# Instructions to follow:
Reproduce the material below verbatim, line for line, omitting the picture.

# Supplied material:
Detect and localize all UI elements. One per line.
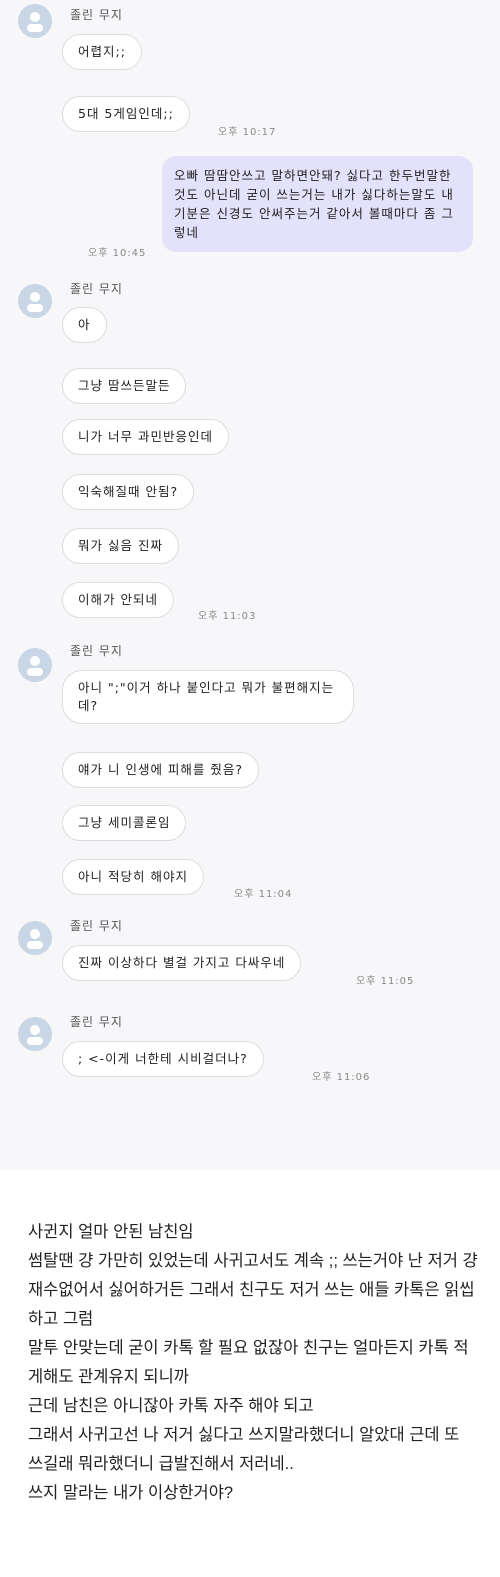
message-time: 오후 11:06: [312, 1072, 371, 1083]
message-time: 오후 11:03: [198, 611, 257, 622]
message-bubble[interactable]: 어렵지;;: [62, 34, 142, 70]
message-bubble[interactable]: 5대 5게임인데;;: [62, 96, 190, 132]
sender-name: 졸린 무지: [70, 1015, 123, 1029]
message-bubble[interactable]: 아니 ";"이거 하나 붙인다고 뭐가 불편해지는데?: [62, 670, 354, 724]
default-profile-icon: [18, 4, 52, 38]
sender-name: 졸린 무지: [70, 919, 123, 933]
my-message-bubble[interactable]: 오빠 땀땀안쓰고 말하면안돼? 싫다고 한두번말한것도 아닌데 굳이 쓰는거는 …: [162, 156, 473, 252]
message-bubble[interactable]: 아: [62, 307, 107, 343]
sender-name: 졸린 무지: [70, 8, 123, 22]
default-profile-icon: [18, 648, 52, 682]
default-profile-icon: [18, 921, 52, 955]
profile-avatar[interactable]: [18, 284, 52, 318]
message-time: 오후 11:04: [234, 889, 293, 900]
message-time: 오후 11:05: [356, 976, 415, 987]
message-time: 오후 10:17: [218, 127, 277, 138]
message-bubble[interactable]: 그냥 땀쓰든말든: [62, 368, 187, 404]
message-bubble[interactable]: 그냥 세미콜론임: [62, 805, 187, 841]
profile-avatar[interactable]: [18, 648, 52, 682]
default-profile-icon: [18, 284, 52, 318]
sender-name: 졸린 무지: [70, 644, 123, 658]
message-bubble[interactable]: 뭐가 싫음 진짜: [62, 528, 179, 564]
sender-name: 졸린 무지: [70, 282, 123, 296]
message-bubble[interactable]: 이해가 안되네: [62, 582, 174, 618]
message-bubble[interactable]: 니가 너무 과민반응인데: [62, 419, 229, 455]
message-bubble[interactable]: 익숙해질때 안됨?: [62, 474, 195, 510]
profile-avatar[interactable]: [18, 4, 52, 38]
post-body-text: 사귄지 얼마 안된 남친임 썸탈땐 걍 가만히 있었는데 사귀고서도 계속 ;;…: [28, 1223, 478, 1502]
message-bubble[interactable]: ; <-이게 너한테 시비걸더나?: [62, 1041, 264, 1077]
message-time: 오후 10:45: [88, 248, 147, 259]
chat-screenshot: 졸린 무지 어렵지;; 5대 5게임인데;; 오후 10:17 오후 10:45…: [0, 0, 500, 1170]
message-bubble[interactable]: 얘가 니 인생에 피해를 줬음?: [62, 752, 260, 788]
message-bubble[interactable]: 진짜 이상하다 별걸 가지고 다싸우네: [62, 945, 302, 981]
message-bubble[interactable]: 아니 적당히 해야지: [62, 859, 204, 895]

# Solution:
Detect and localize all UI elements. One per line.
message-time: 오후 11:06: [312, 1072, 371, 1083]
message-time: 오후 11:03: [198, 611, 257, 622]
message-bubble[interactable]: 어렵지;;: [62, 34, 142, 70]
message-bubble[interactable]: 5대 5게임인데;;: [62, 96, 190, 132]
sender-name: 졸린 무지: [70, 1015, 123, 1029]
message-bubble[interactable]: 아니 ";"이거 하나 붙인다고 뭐가 불편해지는데?: [62, 670, 354, 724]
default-profile-icon: [18, 4, 52, 38]
sender-name: 졸린 무지: [70, 919, 123, 933]
my-message-bubble[interactable]: 오빠 땀땀안쓰고 말하면안돼? 싫다고 한두번말한것도 아닌데 굳이 쓰는거는 …: [162, 156, 473, 252]
message-bubble[interactable]: 아: [62, 307, 107, 343]
sender-name: 졸린 무지: [70, 8, 123, 22]
default-profile-icon: [18, 648, 52, 682]
default-profile-icon: [18, 921, 52, 955]
profile-avatar[interactable]: [18, 284, 52, 318]
message-time: 오후 11:04: [234, 889, 293, 900]
message-time: 오후 11:05: [356, 976, 415, 987]
message-time: 오후 10:17: [218, 127, 277, 138]
message-bubble[interactable]: 그냥 땀쓰든말든: [62, 368, 187, 404]
message-bubble[interactable]: 그냥 세미콜론임: [62, 805, 187, 841]
profile-avatar[interactable]: [18, 648, 52, 682]
default-profile-icon: [18, 284, 52, 318]
sender-name: 졸린 무지: [70, 644, 123, 658]
message-bubble[interactable]: 뭐가 싫음 진짜: [62, 528, 179, 564]
sender-name: 졸린 무지: [70, 282, 123, 296]
message-bubble[interactable]: 이해가 안되네: [62, 582, 174, 618]
message-bubble[interactable]: 니가 너무 과민반응인데: [62, 419, 229, 455]
message-bubble[interactable]: 익숙해질때 안됨?: [62, 474, 195, 510]
profile-avatar[interactable]: [18, 4, 52, 38]
post-body-text: 사귄지 얼마 안된 남친임 썸탈땐 걍 가만히 있었는데 사귀고서도 계속 ;;…: [28, 1223, 478, 1502]
message-bubble[interactable]: ; <-이게 너한테 시비걸더나?: [62, 1041, 264, 1077]
message-time: 오후 10:45: [88, 248, 147, 259]
chat-screenshot: 졸린 무지 어렵지;; 5대 5게임인데;; 오후 10:17 오후 10:45…: [0, 0, 500, 1170]
message-bubble[interactable]: 얘가 니 인생에 피해를 줬음?: [62, 752, 260, 788]
message-bubble[interactable]: 진짜 이상하다 별걸 가지고 다싸우네: [62, 945, 302, 981]
message-bubble[interactable]: 아니 적당히 해야지: [62, 859, 204, 895]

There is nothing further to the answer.